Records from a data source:
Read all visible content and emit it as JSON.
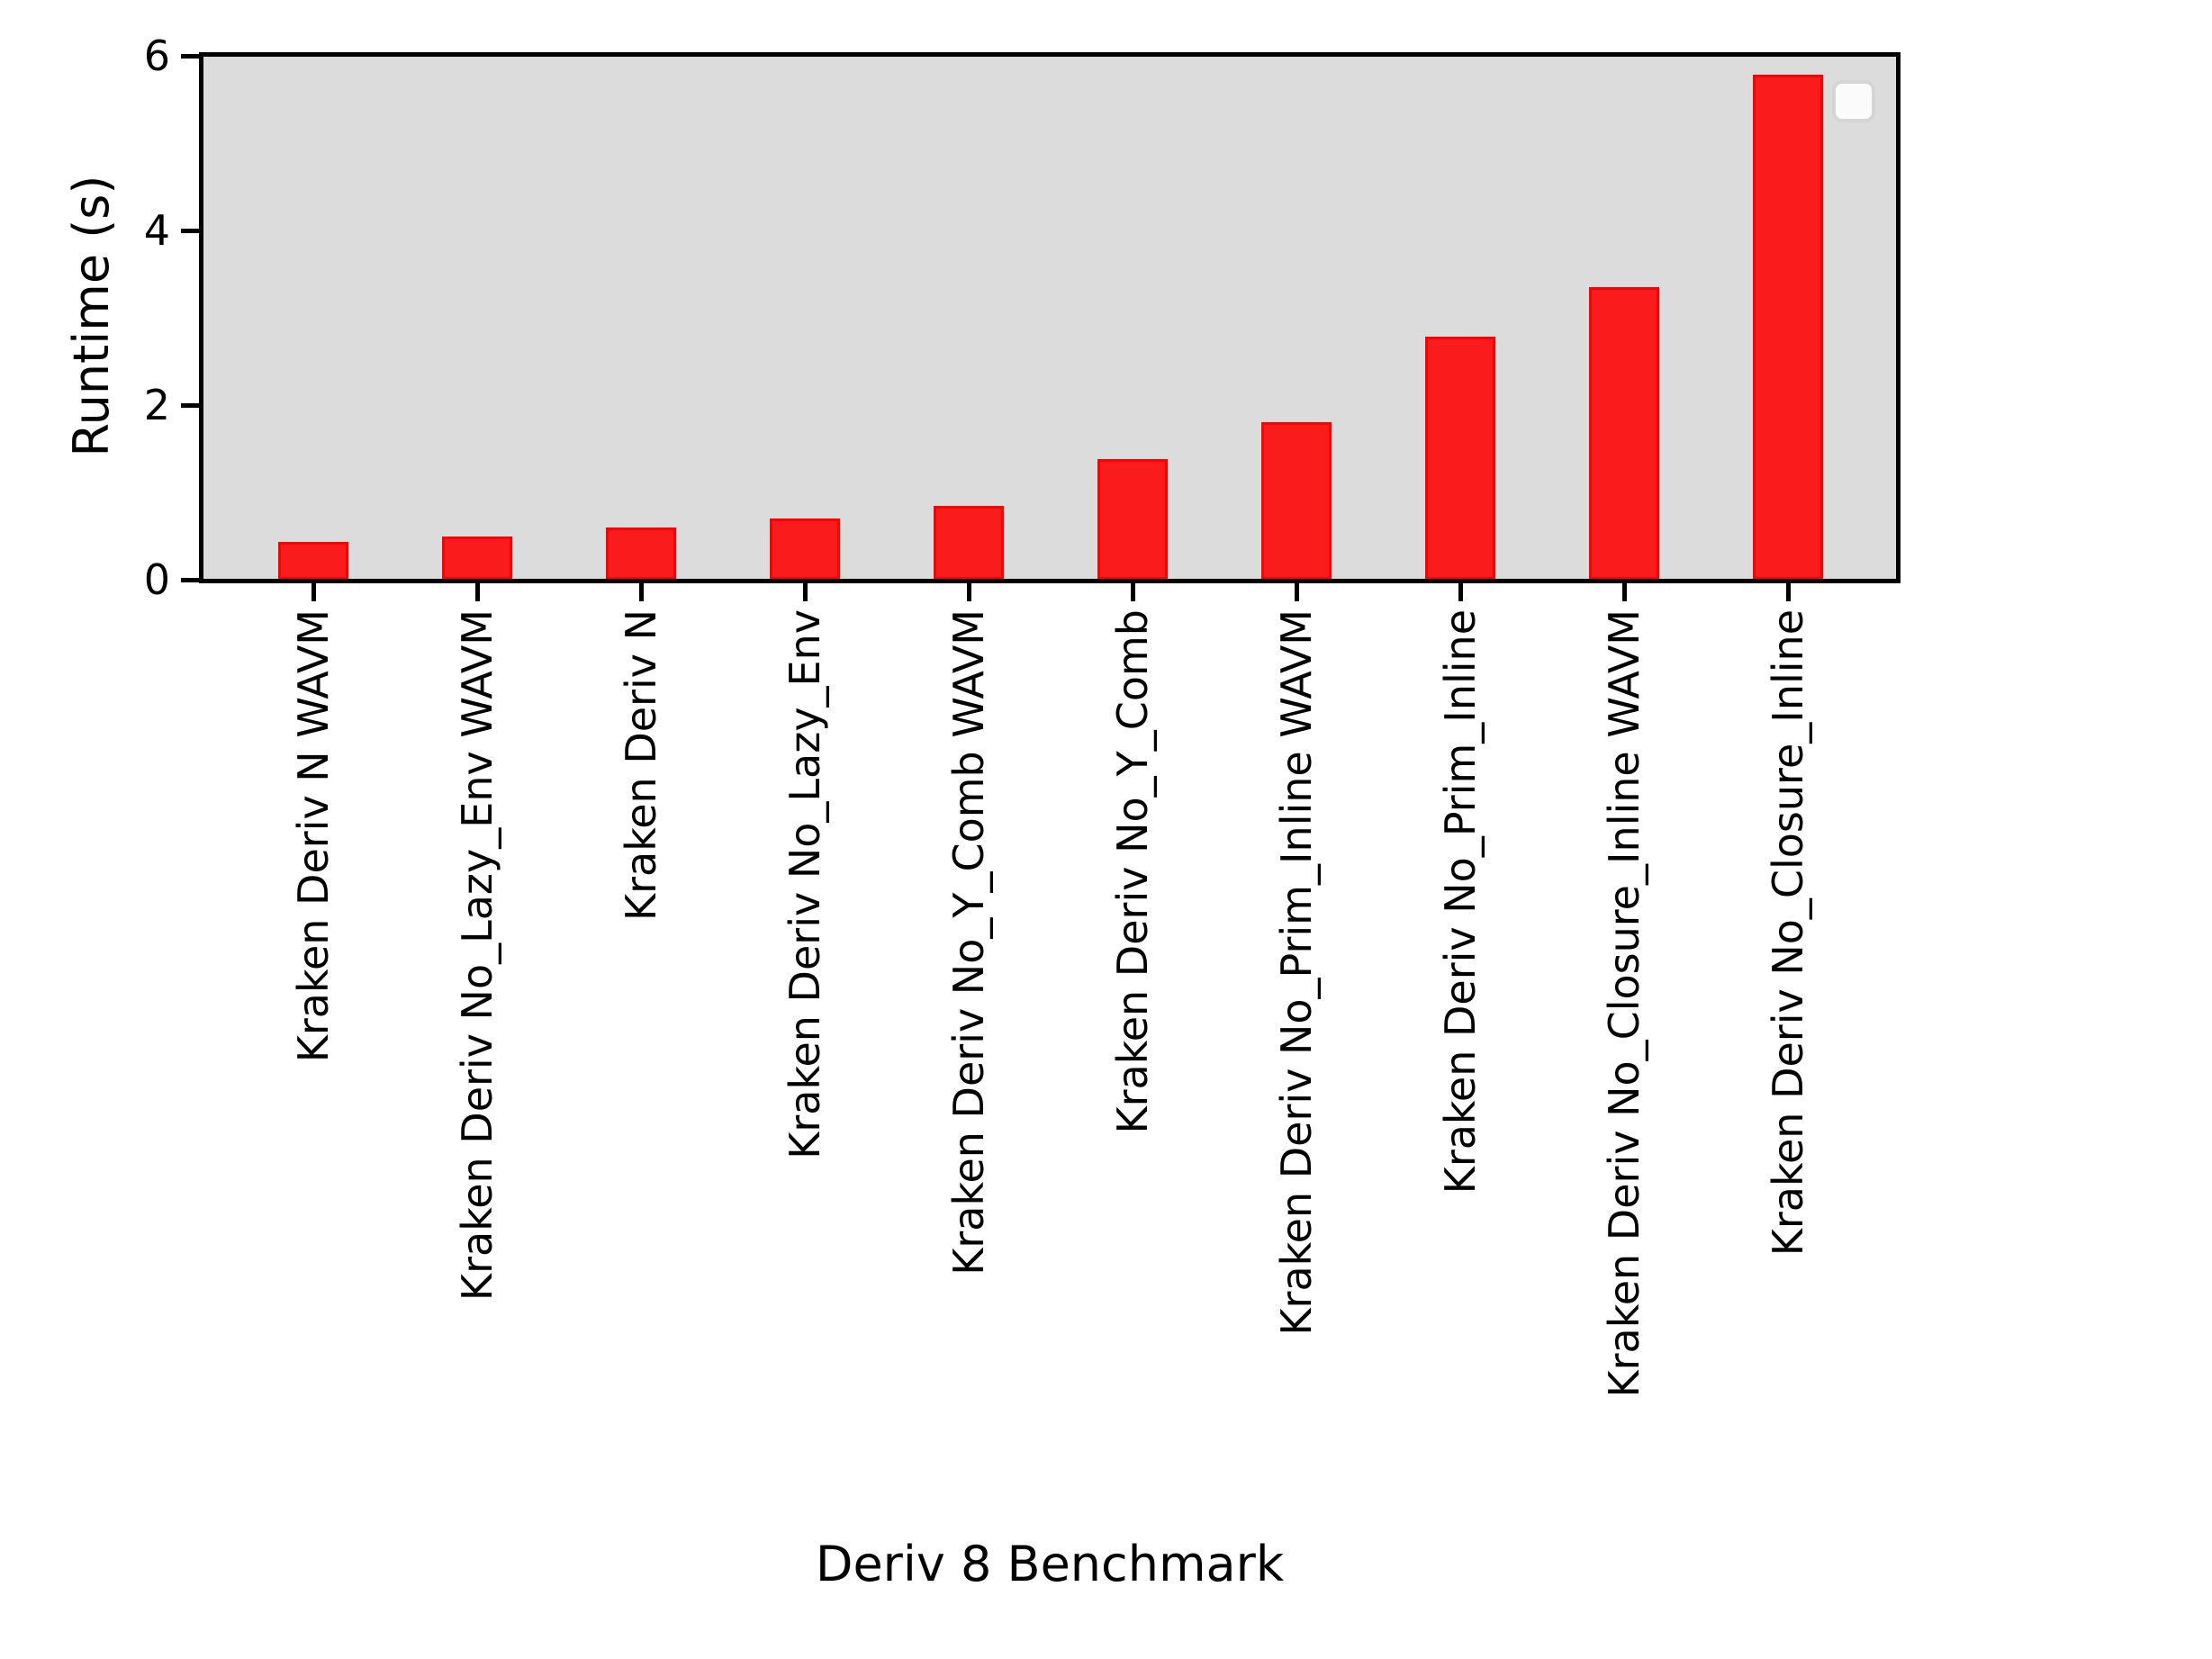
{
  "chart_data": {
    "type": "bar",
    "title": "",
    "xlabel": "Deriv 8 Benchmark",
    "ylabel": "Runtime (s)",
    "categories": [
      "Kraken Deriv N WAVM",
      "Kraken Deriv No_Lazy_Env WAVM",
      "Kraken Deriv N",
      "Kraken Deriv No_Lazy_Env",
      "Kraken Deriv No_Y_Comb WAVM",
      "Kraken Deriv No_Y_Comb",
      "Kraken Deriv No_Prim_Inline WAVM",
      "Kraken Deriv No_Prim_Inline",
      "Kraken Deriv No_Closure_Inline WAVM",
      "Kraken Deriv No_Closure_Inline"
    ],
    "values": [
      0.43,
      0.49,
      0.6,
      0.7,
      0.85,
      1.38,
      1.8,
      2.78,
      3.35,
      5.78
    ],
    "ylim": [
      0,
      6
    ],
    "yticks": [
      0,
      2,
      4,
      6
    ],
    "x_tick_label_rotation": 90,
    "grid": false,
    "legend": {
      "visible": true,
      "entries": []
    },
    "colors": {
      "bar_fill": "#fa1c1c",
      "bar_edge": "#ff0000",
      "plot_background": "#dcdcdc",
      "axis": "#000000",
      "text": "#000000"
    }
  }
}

--

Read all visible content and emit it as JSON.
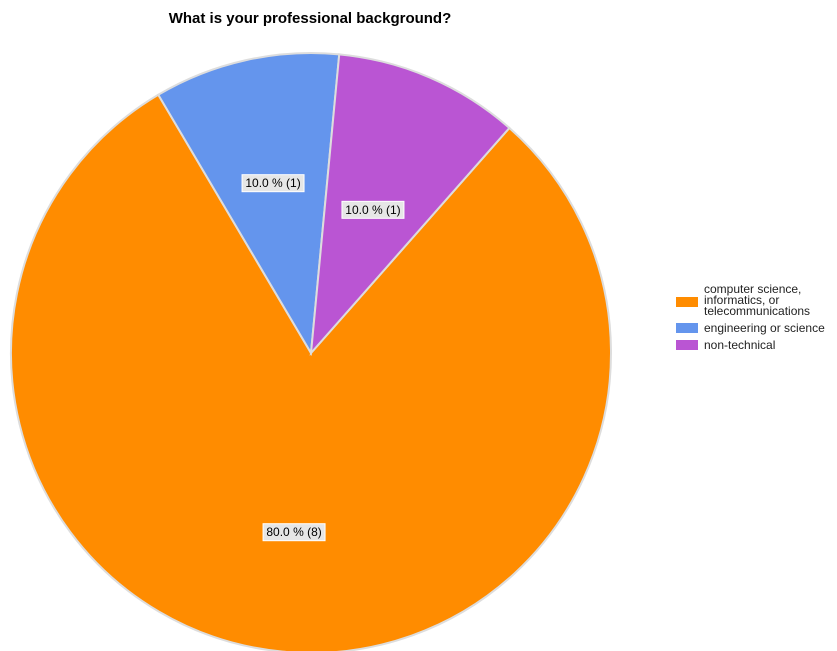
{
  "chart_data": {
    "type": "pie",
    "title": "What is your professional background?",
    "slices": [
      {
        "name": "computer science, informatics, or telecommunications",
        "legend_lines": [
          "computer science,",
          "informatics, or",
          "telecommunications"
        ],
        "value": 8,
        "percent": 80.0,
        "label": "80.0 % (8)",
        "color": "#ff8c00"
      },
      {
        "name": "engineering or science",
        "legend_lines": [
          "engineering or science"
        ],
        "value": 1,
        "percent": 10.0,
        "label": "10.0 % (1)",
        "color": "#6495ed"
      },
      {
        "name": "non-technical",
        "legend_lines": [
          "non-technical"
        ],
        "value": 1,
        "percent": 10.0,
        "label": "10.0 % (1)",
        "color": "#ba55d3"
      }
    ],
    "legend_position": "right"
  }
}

§ **Work to be completed**
Copy each line in the data that holds the word "telecommunications".

§ **Finished task**
        "name": "computer science, informatics, or telecommunications",
          "telecommunications"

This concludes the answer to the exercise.